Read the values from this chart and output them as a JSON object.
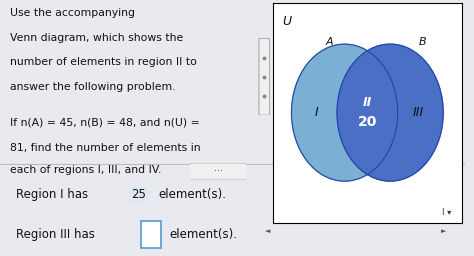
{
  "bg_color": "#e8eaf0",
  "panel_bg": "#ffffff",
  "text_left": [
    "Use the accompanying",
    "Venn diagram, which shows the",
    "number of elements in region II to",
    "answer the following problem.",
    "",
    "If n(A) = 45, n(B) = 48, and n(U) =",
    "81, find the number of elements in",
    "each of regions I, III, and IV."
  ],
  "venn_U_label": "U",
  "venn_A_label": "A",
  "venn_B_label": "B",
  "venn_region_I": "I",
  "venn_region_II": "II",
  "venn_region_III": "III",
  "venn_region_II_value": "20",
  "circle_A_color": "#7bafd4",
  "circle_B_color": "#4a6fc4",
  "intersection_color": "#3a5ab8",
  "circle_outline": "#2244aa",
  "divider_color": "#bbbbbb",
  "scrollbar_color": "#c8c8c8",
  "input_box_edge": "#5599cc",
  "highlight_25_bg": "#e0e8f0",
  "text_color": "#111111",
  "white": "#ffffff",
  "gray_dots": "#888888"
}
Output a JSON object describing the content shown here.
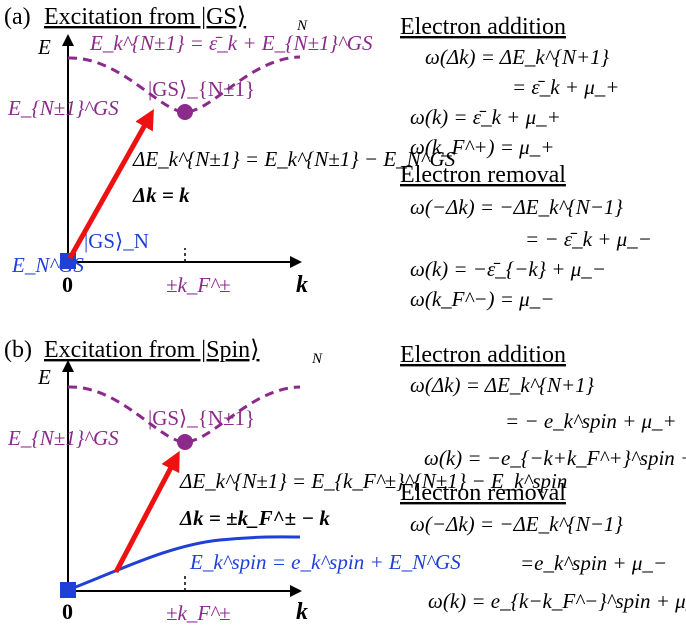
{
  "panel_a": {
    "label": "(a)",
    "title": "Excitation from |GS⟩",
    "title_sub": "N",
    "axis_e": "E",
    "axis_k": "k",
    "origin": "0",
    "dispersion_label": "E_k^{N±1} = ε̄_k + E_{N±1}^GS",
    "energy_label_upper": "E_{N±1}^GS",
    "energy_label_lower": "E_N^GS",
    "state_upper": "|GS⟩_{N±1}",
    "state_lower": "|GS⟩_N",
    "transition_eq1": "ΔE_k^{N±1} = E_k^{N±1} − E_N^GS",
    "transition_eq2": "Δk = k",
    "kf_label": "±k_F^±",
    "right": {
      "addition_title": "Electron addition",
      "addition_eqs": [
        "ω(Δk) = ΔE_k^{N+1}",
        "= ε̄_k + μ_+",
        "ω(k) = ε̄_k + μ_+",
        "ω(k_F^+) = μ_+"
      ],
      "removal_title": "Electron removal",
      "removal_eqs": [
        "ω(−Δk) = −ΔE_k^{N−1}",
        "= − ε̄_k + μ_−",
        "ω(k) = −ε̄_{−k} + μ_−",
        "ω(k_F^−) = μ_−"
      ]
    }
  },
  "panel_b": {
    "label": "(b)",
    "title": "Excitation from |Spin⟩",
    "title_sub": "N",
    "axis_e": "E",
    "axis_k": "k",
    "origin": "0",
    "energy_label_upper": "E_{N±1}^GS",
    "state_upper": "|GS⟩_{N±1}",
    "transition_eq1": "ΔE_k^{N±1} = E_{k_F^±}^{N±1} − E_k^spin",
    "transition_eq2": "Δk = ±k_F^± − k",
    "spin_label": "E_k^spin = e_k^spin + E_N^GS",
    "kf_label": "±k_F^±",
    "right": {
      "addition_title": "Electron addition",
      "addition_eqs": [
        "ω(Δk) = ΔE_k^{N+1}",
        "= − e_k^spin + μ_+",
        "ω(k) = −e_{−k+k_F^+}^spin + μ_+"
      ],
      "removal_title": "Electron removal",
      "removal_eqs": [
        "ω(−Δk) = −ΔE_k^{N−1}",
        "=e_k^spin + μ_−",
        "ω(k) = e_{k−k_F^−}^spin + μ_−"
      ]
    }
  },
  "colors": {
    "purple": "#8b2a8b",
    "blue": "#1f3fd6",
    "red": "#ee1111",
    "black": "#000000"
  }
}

- _Instructions for the task_:
In the data above, find the line with "Output a JSON" and repeat it and every line after it through the end, exactly; leave the pictures out.

- _Final result_:
Output a JSON object describing the content shown here.
{
  "panel_a": {
    "label": "(a)",
    "title": "Excitation from |GS⟩",
    "title_sub": "N",
    "axis_e": "E",
    "axis_k": "k",
    "origin": "0",
    "dispersion_label": "E_k^{N±1} = ε̄_k + E_{N±1}^GS",
    "energy_label_upper": "E_{N±1}^GS",
    "energy_label_lower": "E_N^GS",
    "state_upper": "|GS⟩_{N±1}",
    "state_lower": "|GS⟩_N",
    "transition_eq1": "ΔE_k^{N±1} = E_k^{N±1} − E_N^GS",
    "transition_eq2": "Δk = k",
    "kf_label": "±k_F^±",
    "right": {
      "addition_title": "Electron addition",
      "addition_eqs": [
        "ω(Δk) = ΔE_k^{N+1}",
        "= ε̄_k + μ_+",
        "ω(k) = ε̄_k + μ_+",
        "ω(k_F^+) = μ_+"
      ],
      "removal_title": "Electron removal",
      "removal_eqs": [
        "ω(−Δk) = −ΔE_k^{N−1}",
        "= − ε̄_k + μ_−",
        "ω(k) = −ε̄_{−k} + μ_−",
        "ω(k_F^−) = μ_−"
      ]
    }
  },
  "panel_b": {
    "label": "(b)",
    "title": "Excitation from |Spin⟩",
    "title_sub": "N",
    "axis_e": "E",
    "axis_k": "k",
    "origin": "0",
    "energy_label_upper": "E_{N±1}^GS",
    "state_upper": "|GS⟩_{N±1}",
    "transition_eq1": "ΔE_k^{N±1} = E_{k_F^±}^{N±1} − E_k^spin",
    "transition_eq2": "Δk = ±k_F^± − k",
    "spin_label": "E_k^spin = e_k^spin + E_N^GS",
    "kf_label": "±k_F^±",
    "right": {
      "addition_title": "Electron addition",
      "addition_eqs": [
        "ω(Δk) = ΔE_k^{N+1}",
        "= − e_k^spin + μ_+",
        "ω(k) = −e_{−k+k_F^+}^spin + μ_+"
      ],
      "removal_title": "Electron removal",
      "removal_eqs": [
        "ω(−Δk) = −ΔE_k^{N−1}",
        "=e_k^spin + μ_−",
        "ω(k) = e_{k−k_F^−}^spin + μ_−"
      ]
    }
  },
  "colors": {
    "purple": "#8b2a8b",
    "blue": "#1f3fd6",
    "red": "#ee1111",
    "black": "#000000"
  }
}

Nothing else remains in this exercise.